Entries taken from a collection:
###

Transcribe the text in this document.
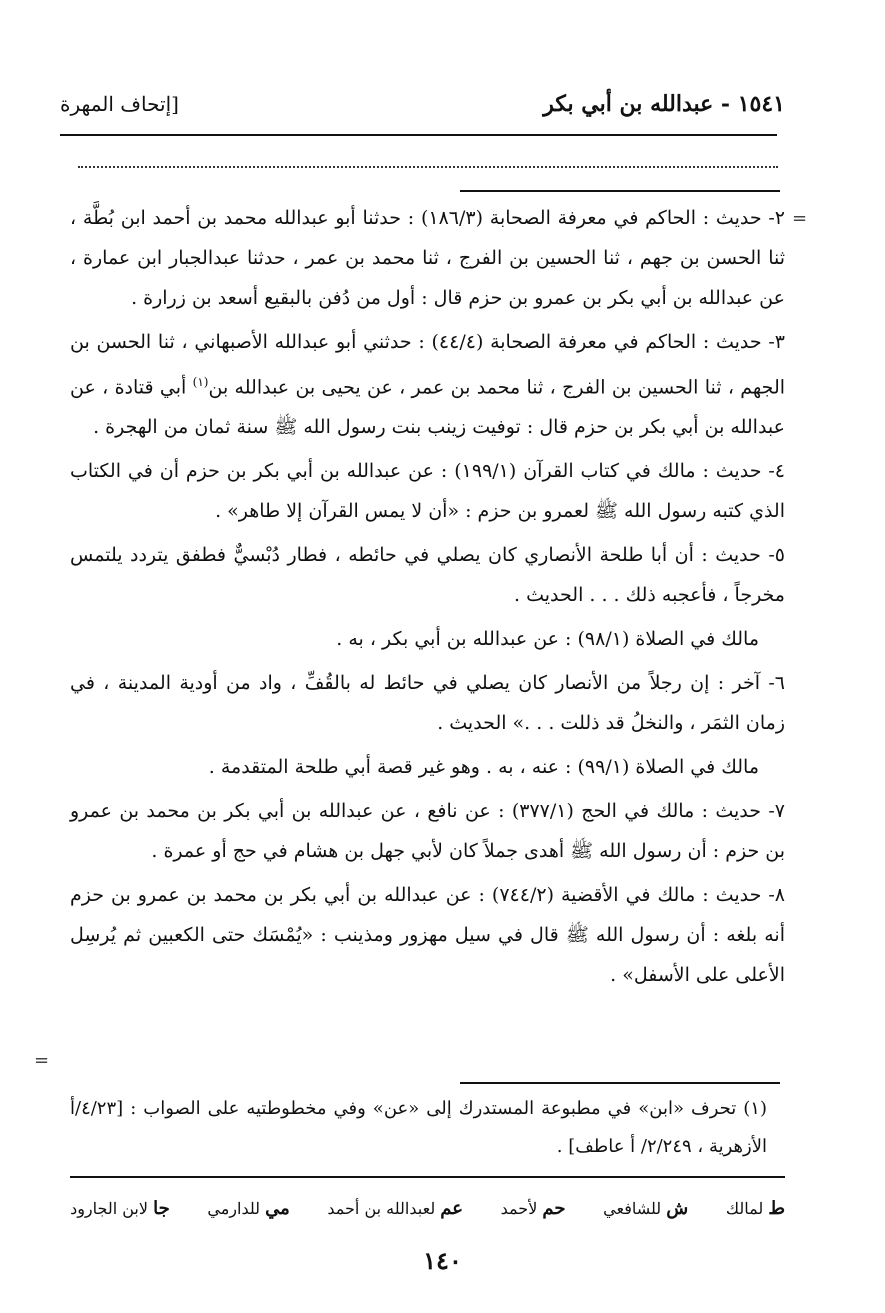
١٥٤١ - عبدالله بن أبي بكر
[إتحاف المهرة
=
=

٢- حديث : الحاكم في معرفة الصحابة (١٨٦/٣) : حدثنا أبو عبدالله محمد بن أحمد ابن بُطَّة ، ثنا الحسن بن جهم ، ثنا الحسين بن الفرج ، ثنا محمد بن عمر ، حدثنا عبدالجبار ابن عمارة ، عن عبدالله بن أبي بكر بن عمرو بن حزم قال : أول من دُفن بالبقيع أسعد بن زرارة .

٣- حديث : الحاكم في معرفة الصحابة (٤٤/٤) : حدثني أبو عبدالله الأصبهاني ، ثنا الحسن بن الجهم ، ثنا الحسين بن الفرج ، ثنا محمد بن عمر ، عن يحيى بن عبدالله بن$^{(١)}$ أبي قتادة ، عن عبدالله بن أبي بكر بن حزم قال : توفيت زينب بنت رسول الله ﷺ سنة ثمان من الهجرة .

٤- حديث : مالك في كتاب القرآن (١٩٩/١) : عن عبدالله بن أبي بكر بن حزم أن في الكتاب الذي كتبه رسول الله ﷺ لعمرو بن حزم : «أن لا يمس القرآن إلا طاهر» .

٥- حديث : أن أبا طلحة الأنصاري كان يصلي في حائطه ، فطار دُبْسيٌّ فطفق يتردد يلتمس مخرجاً ، فأعجبه ذلك . . . الحديث .

مالك في الصلاة (٩٨/١) : عن عبدالله بن أبي بكر ، به .

٦- آخر : إن رجلاً من الأنصار كان يصلي في حائط له بالقُفِّ ، واد من أودية المدينة ، في زمان الثمَر ، والنخلُ قد ذللت . . .» الحديث .

مالك في الصلاة (٩٩/١) : عنه ، به . وهو غير قصة أبي طلحة المتقدمة .

٧- حديث : مالك في الحج (٣٧٧/١) : عن نافع ، عن عبدالله بن أبي بكر بن محمد بن عمرو بن حزم : أن رسول الله ﷺ أهدى جملاً كان لأبي جهل بن هشام في حج أو عمرة .

٨- حديث : مالك في الأقضية (٧٤٤/٢) : عن عبدالله بن أبي بكر بن محمد بن عمرو بن حزم أنه بلغه : أن رسول الله ﷺ قال في سيل مهزور ومذينب : «يُمْسَك حتى الكعبين ثم يُرسِل الأعلى على الأسفل» .

(١) تحرف «ابن» في مطبوعة المستدرك إلى «عن» وفي مخطوطتيه على الصواب : [٤/٢٣/أ الأزهرية ، ٢/٢٤٩/ أ عاطف] .

ط لمالك
ش للشافعي
حم لأحمد
عم لعبدالله بن أحمد
مي للدارمي
جا لابن الجارود
١٤٠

###

▶ GIVEN EXERCISE
The records shown above are to be repeated exactly, with the pictures left out.

▶ FINISHED TASK
Transcribe the text in this document.
١٥٤١ - عبدالله بن أبي بكر
[إتحاف المهرة
=
=

٢- حديث : الحاكم في معرفة الصحابة (١٨٦/٣) : حدثنا أبو عبدالله محمد بن أحمد ابن بُطَّة ، ثنا الحسن بن جهم ، ثنا الحسين بن الفرج ، ثنا محمد بن عمر ، حدثنا عبدالجبار ابن عمارة ، عن عبدالله بن أبي بكر بن عمرو بن حزم قال : أول من دُفن بالبقيع أسعد بن زرارة .

٣- حديث : الحاكم في معرفة الصحابة (٤٤/٤) : حدثني أبو عبدالله الأصبهاني ، ثنا الحسن بن الجهم ، ثنا الحسين بن الفرج ، ثنا محمد بن عمر ، عن يحيى بن عبدالله بن$^{(١)}$ أبي قتادة ، عن عبدالله بن أبي بكر بن حزم قال : توفيت زينب بنت رسول الله ﷺ سنة ثمان من الهجرة .

٤- حديث : مالك في كتاب القرآن (١٩٩/١) : عن عبدالله بن أبي بكر بن حزم أن في الكتاب الذي كتبه رسول الله ﷺ لعمرو بن حزم : «أن لا يمس القرآن إلا طاهر» .

٥- حديث : أن أبا طلحة الأنصاري كان يصلي في حائطه ، فطار دُبْسيٌّ فطفق يتردد يلتمس مخرجاً ، فأعجبه ذلك . . . الحديث .

مالك في الصلاة (٩٨/١) : عن عبدالله بن أبي بكر ، به .

٦- آخر : إن رجلاً من الأنصار كان يصلي في حائط له بالقُفِّ ، واد من أودية المدينة ، في زمان الثمَر ، والنخلُ قد ذللت . . .» الحديث .

مالك في الصلاة (٩٩/١) : عنه ، به . وهو غير قصة أبي طلحة المتقدمة .

٧- حديث : مالك في الحج (٣٧٧/١) : عن نافع ، عن عبدالله بن أبي بكر بن محمد بن عمرو بن حزم : أن رسول الله ﷺ أهدى جملاً كان لأبي جهل بن هشام في حج أو عمرة .

٨- حديث : مالك في الأقضية (٧٤٤/٢) : عن عبدالله بن أبي بكر بن محمد بن عمرو بن حزم أنه بلغه : أن رسول الله ﷺ قال في سيل مهزور ومذينب : «يُمْسَك حتى الكعبين ثم يُرسِل الأعلى على الأسفل» .

(١) تحرف «ابن» في مطبوعة المستدرك إلى «عن» وفي مخطوطتيه على الصواب : [٤/٢٣/أ الأزهرية ، ٢/٢٤٩/ أ عاطف] .

ط لمالك
ش للشافعي
حم لأحمد
عم لعبدالله بن أحمد
مي للدارمي
جا لابن الجارود
١٤٠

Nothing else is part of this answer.